### Brief
The records below need retyping in full; give them again exactly.

### Provided records
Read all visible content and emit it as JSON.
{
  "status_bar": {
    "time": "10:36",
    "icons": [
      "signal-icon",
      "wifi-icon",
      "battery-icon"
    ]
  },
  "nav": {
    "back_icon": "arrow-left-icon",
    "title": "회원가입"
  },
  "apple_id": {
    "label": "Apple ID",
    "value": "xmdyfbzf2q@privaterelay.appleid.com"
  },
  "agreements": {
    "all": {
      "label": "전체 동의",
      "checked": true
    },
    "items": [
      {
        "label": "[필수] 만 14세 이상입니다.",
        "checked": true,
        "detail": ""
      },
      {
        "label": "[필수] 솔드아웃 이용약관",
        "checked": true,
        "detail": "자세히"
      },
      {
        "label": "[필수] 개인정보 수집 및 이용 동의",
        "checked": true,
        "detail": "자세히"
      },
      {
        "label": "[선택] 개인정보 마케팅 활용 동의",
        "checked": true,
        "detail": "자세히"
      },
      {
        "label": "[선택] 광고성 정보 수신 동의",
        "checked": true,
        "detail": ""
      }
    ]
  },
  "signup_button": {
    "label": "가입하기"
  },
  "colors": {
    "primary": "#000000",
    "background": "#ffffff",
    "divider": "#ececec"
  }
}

### Result of this exercise
Read all visible content and emit it as JSON.
{
  "status_bar": {
    "time": "10:36",
    "icons": [
      "signal-icon",
      "wifi-icon",
      "battery-icon"
    ]
  },
  "nav": {
    "back_icon": "arrow-left-icon",
    "title": "회원가입"
  },
  "apple_id": {
    "label": "Apple ID",
    "value": "xmdyfbzf2q@privaterelay.appleid.com"
  },
  "agreements": {
    "all": {
      "label": "전체 동의",
      "checked": true
    },
    "items": [
      {
        "label": "[필수] 만 14세 이상입니다.",
        "checked": true,
        "detail": ""
      },
      {
        "label": "[필수] 솔드아웃 이용약관",
        "checked": true,
        "detail": "자세히"
      },
      {
        "label": "[필수] 개인정보 수집 및 이용 동의",
        "checked": true,
        "detail": "자세히"
      },
      {
        "label": "[선택] 개인정보 마케팅 활용 동의",
        "checked": true,
        "detail": "자세히"
      },
      {
        "label": "[선택] 광고성 정보 수신 동의",
        "checked": true,
        "detail": ""
      }
    ]
  },
  "signup_button": {
    "label": "가입하기"
  },
  "colors": {
    "primary": "#000000",
    "background": "#ffffff",
    "divider": "#ececec"
  }
}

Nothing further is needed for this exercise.